■ PROBLEM DETAILS
After locating the line that contains "Decode this image", quote it and all lines after it through the end of the entries, and nothing more. Pictures stay out.
***** DATA SHOWN
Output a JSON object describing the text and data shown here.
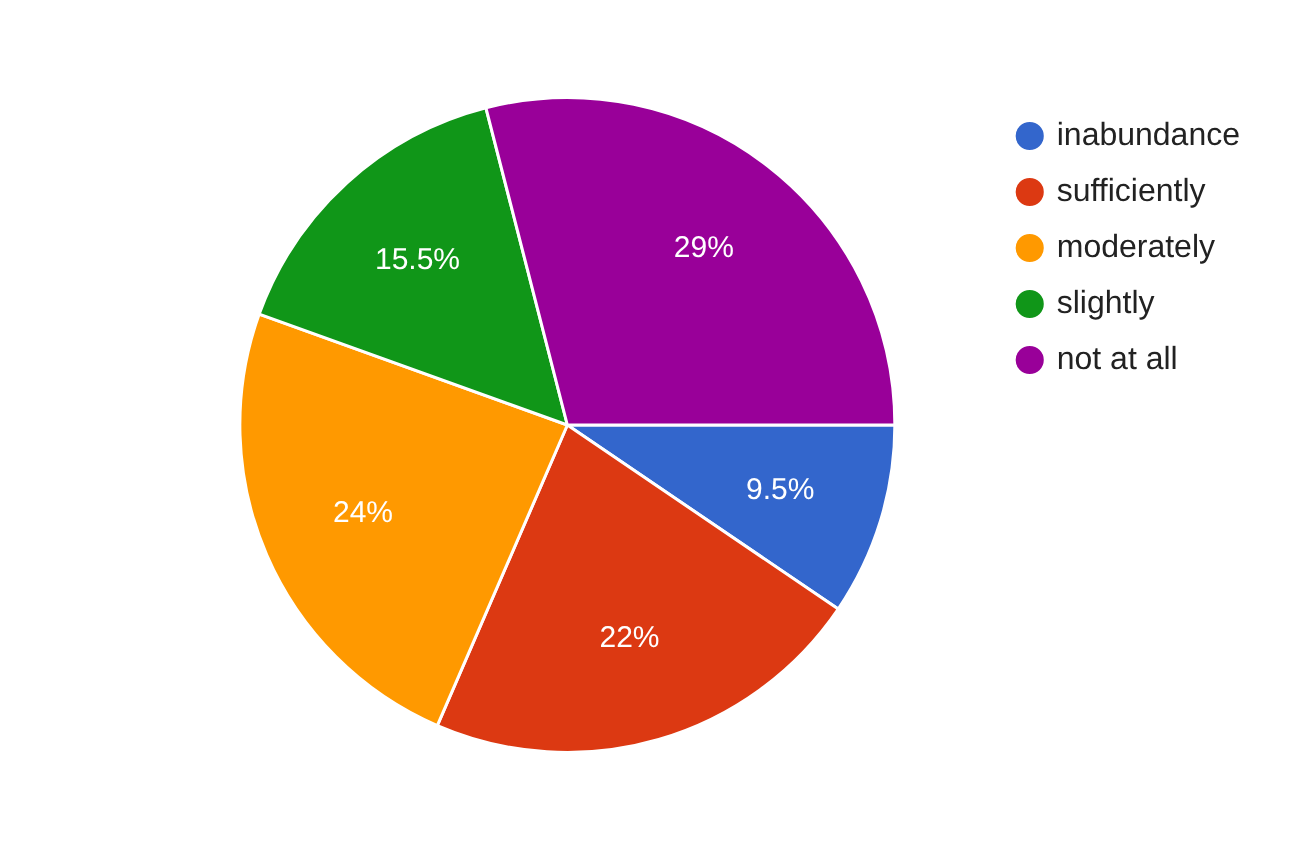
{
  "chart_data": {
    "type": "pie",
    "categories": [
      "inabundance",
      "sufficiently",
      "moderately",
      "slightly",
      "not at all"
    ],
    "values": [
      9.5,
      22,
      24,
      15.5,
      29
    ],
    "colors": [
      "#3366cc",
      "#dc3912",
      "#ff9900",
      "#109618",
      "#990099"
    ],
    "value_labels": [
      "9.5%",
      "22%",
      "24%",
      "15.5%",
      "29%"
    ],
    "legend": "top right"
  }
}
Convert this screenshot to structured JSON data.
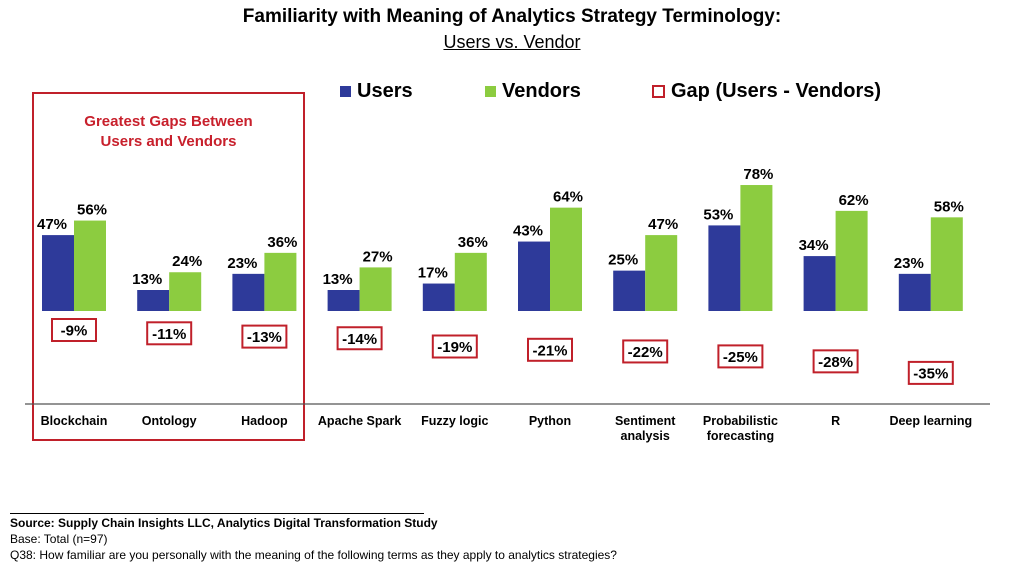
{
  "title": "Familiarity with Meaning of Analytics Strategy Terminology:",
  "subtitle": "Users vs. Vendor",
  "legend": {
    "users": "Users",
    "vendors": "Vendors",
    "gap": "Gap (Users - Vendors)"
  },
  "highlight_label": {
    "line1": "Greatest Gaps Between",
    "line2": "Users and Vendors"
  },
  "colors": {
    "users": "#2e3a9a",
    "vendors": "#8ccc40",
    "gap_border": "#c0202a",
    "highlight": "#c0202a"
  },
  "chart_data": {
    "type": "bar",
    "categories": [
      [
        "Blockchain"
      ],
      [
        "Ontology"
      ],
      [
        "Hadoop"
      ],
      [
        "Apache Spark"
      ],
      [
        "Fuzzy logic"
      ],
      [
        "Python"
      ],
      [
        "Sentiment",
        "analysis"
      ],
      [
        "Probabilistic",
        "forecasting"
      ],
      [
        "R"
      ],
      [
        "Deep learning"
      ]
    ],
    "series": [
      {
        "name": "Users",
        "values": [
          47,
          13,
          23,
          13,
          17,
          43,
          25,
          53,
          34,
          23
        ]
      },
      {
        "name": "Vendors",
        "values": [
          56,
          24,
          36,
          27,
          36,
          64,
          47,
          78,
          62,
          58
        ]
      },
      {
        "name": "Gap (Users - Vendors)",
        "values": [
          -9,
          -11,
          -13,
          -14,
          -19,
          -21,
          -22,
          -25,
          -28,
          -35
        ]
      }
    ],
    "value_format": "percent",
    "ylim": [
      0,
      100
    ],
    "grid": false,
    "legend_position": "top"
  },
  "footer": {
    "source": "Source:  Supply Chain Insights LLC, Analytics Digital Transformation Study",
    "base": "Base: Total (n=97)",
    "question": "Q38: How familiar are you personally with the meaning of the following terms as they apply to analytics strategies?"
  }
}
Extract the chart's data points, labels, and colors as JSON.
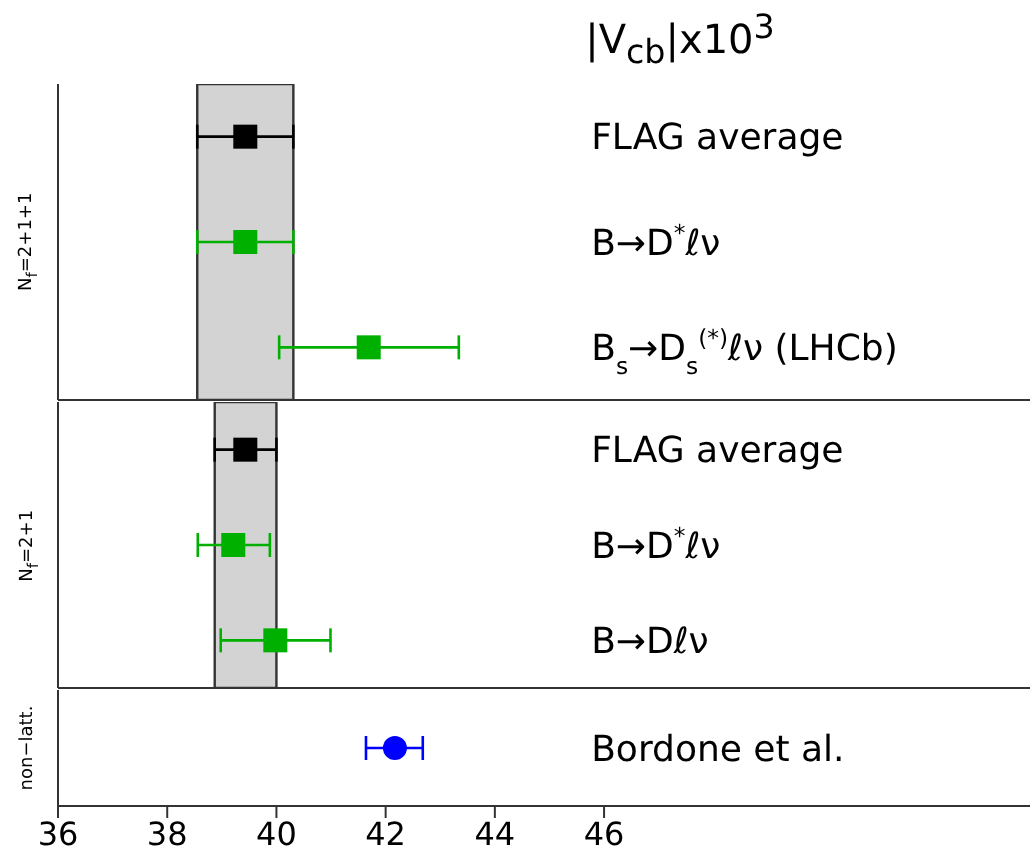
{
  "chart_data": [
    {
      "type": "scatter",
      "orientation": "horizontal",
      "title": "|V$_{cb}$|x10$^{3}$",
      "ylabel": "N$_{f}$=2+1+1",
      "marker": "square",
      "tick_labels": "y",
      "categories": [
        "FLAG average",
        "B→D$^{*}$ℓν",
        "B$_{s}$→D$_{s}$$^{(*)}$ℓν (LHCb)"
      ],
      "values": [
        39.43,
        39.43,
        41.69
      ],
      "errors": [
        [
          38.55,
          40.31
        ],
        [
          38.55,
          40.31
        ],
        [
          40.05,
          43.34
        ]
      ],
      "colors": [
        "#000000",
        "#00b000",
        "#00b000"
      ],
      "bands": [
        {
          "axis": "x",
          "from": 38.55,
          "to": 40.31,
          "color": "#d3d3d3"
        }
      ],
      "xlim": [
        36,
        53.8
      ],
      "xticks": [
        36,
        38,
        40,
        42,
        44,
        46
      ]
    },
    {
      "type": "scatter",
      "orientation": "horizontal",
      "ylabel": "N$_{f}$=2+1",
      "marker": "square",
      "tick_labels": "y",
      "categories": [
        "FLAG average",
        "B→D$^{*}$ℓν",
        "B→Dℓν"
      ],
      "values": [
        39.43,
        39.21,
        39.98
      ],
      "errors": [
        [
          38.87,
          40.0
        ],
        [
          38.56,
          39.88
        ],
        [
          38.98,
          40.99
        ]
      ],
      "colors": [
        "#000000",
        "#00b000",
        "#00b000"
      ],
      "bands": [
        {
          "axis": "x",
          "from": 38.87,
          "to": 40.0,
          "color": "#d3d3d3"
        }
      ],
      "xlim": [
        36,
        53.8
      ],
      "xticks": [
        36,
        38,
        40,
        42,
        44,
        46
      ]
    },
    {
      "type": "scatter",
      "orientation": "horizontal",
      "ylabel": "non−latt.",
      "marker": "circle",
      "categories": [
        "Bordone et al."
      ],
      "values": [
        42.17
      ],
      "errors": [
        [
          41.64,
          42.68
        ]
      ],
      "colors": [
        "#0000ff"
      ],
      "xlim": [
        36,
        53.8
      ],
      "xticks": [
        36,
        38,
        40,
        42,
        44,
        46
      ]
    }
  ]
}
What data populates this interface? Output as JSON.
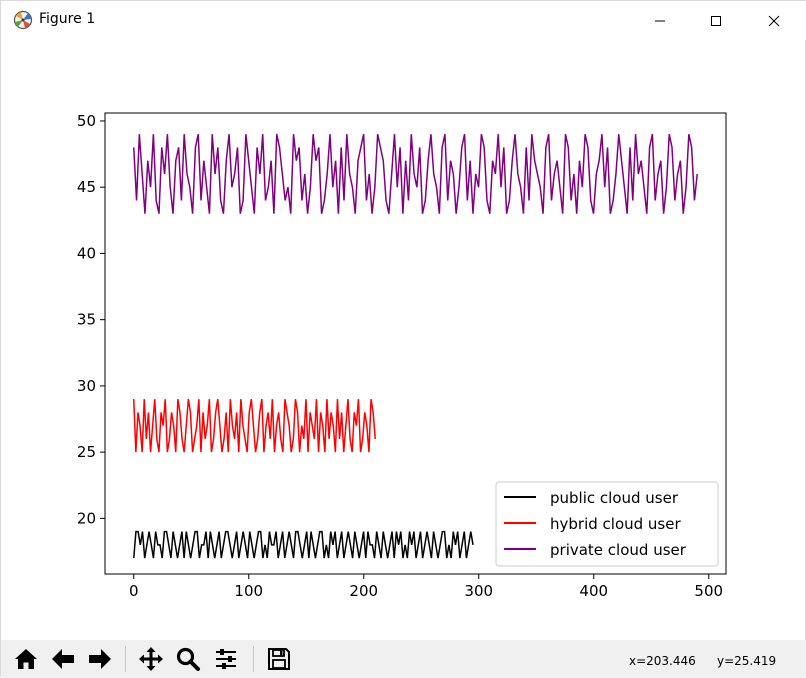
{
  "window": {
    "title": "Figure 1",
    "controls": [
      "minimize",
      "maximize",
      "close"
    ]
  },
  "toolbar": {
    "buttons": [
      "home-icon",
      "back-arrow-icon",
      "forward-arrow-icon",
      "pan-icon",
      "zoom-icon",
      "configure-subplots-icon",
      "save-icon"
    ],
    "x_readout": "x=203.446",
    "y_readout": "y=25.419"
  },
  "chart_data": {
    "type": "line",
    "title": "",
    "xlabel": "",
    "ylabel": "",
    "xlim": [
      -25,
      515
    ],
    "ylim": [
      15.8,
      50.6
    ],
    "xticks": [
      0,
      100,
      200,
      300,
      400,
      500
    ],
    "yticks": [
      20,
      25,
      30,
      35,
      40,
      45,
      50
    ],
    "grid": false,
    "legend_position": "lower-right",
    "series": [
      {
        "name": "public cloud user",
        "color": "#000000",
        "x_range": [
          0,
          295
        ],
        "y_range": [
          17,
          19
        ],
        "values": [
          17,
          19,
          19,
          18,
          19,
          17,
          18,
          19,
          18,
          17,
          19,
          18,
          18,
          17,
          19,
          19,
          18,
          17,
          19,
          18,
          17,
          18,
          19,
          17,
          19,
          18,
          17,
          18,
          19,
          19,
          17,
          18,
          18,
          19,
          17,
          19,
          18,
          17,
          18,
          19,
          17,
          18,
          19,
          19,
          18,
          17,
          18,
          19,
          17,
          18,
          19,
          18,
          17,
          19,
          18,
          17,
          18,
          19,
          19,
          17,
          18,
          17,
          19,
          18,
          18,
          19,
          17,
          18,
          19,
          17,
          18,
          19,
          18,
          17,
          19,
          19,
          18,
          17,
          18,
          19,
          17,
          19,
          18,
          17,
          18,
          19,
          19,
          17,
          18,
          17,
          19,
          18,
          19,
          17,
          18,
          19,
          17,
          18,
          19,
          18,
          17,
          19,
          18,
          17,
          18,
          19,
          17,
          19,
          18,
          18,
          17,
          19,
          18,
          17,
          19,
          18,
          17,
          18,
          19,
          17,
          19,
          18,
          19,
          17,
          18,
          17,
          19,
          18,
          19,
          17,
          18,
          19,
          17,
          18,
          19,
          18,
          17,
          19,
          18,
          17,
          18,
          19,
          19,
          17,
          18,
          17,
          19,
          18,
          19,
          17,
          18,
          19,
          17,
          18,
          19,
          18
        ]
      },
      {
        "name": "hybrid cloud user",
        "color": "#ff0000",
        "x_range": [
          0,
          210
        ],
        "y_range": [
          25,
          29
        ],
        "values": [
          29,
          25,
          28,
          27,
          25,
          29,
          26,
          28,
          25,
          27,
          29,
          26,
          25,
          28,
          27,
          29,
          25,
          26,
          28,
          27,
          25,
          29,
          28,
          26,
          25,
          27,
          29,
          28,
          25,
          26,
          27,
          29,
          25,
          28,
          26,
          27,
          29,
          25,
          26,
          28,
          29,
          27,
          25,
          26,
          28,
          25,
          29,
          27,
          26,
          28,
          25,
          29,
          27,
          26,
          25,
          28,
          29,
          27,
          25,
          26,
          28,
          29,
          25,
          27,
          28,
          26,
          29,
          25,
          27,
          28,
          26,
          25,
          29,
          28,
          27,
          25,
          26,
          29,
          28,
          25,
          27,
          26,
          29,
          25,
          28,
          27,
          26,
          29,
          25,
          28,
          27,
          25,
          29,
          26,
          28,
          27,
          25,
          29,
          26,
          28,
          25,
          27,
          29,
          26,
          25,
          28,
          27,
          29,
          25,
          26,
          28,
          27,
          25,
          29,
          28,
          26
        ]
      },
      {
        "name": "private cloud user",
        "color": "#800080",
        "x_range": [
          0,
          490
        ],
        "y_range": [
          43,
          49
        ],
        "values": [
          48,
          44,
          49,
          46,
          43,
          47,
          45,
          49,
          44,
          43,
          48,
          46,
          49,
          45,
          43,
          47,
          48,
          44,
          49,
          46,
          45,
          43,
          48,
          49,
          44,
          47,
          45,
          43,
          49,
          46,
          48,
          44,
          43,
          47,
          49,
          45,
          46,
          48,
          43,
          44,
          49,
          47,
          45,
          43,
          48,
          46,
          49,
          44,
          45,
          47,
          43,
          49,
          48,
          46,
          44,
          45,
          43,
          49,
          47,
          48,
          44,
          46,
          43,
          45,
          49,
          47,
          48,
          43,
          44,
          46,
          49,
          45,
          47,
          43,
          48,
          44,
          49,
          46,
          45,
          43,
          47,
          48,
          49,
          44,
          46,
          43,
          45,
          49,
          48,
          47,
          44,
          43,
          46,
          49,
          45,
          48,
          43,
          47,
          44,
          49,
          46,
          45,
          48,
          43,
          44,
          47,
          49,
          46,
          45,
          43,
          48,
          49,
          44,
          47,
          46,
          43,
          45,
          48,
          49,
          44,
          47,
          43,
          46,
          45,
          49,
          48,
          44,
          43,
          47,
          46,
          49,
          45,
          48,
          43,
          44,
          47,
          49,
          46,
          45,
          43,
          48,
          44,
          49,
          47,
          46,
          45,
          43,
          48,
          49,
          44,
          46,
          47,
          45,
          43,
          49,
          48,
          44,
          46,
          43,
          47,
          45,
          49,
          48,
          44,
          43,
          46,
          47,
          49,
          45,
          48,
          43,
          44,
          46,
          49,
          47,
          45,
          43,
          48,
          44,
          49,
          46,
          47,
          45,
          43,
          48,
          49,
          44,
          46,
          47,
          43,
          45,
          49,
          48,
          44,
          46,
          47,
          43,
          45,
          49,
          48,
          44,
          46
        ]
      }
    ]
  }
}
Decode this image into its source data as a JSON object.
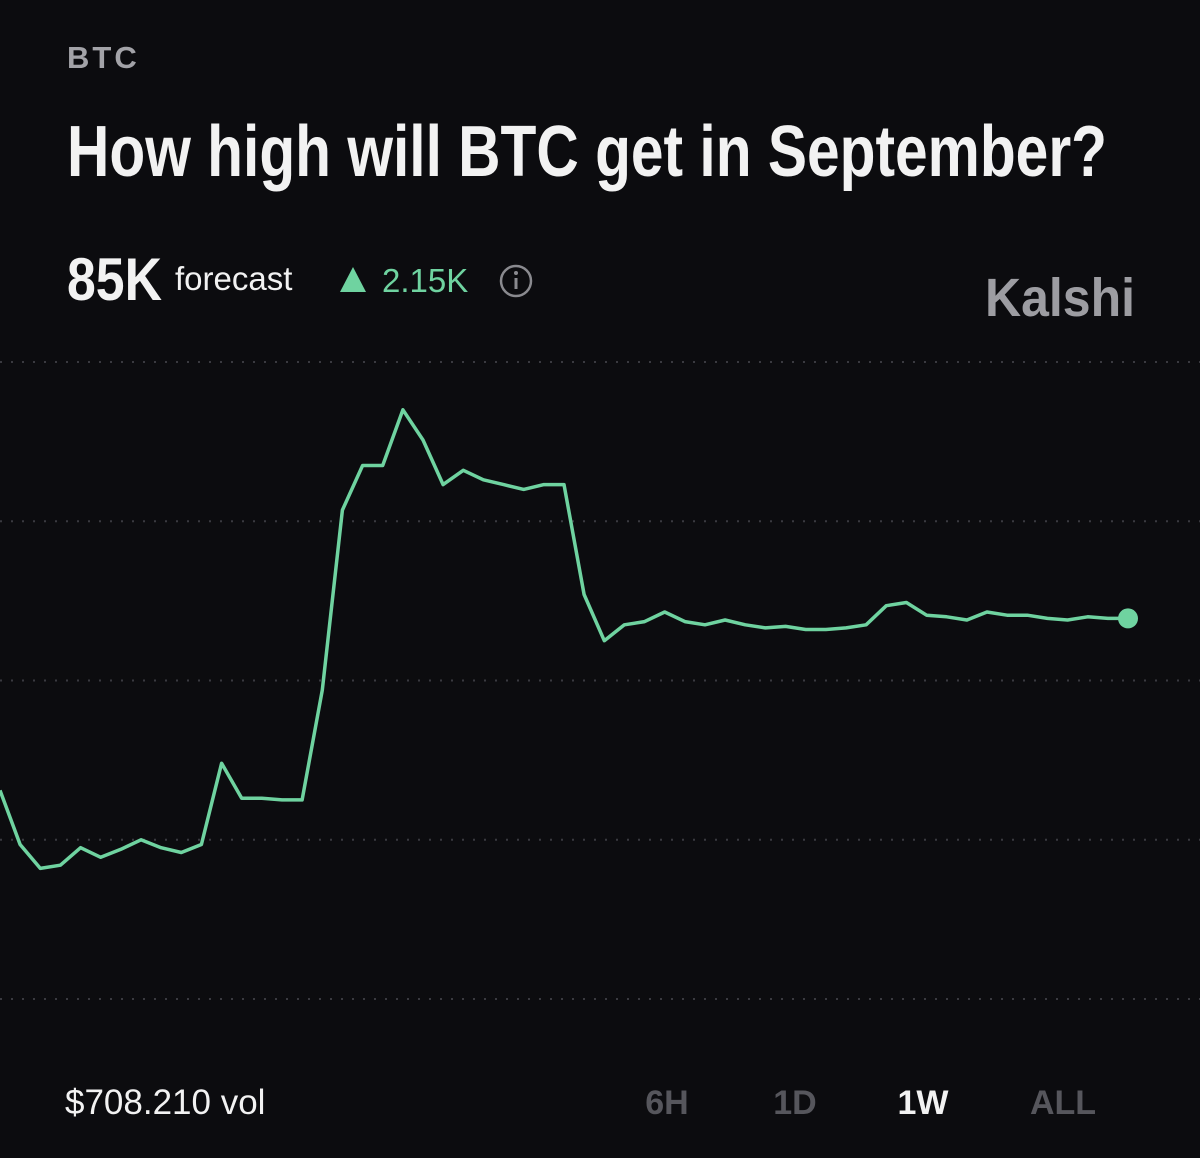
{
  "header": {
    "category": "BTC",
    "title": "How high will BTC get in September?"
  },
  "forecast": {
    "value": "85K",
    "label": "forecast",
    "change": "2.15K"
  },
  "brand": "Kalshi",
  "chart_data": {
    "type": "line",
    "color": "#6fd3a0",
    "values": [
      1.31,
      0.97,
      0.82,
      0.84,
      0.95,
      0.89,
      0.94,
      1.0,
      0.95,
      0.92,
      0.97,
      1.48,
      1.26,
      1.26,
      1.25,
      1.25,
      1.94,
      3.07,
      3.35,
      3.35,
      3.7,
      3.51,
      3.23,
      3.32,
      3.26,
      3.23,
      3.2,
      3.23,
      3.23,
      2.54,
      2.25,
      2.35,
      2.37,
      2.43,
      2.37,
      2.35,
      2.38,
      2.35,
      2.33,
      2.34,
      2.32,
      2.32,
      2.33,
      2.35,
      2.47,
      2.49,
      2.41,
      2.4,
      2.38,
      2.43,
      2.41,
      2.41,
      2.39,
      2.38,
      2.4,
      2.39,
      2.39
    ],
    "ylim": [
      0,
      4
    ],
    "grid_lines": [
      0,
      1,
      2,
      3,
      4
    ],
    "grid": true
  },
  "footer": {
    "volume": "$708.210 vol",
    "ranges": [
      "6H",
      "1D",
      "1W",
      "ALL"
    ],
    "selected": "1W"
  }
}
**********
■ ANSWER FOR THE TASK
Decode this image into its source data as a JSON object.
{
  "header": {
    "category": "BTC",
    "title": "How high will BTC get in September?"
  },
  "forecast": {
    "value": "85K",
    "label": "forecast",
    "change": "2.15K"
  },
  "brand": "Kalshi",
  "chart_data": {
    "type": "line",
    "color": "#6fd3a0",
    "values": [
      1.31,
      0.97,
      0.82,
      0.84,
      0.95,
      0.89,
      0.94,
      1.0,
      0.95,
      0.92,
      0.97,
      1.48,
      1.26,
      1.26,
      1.25,
      1.25,
      1.94,
      3.07,
      3.35,
      3.35,
      3.7,
      3.51,
      3.23,
      3.32,
      3.26,
      3.23,
      3.2,
      3.23,
      3.23,
      2.54,
      2.25,
      2.35,
      2.37,
      2.43,
      2.37,
      2.35,
      2.38,
      2.35,
      2.33,
      2.34,
      2.32,
      2.32,
      2.33,
      2.35,
      2.47,
      2.49,
      2.41,
      2.4,
      2.38,
      2.43,
      2.41,
      2.41,
      2.39,
      2.38,
      2.4,
      2.39,
      2.39
    ],
    "ylim": [
      0,
      4
    ],
    "grid_lines": [
      0,
      1,
      2,
      3,
      4
    ],
    "grid": true
  },
  "footer": {
    "volume": "$708.210 vol",
    "ranges": [
      "6H",
      "1D",
      "1W",
      "ALL"
    ],
    "selected": "1W"
  }
}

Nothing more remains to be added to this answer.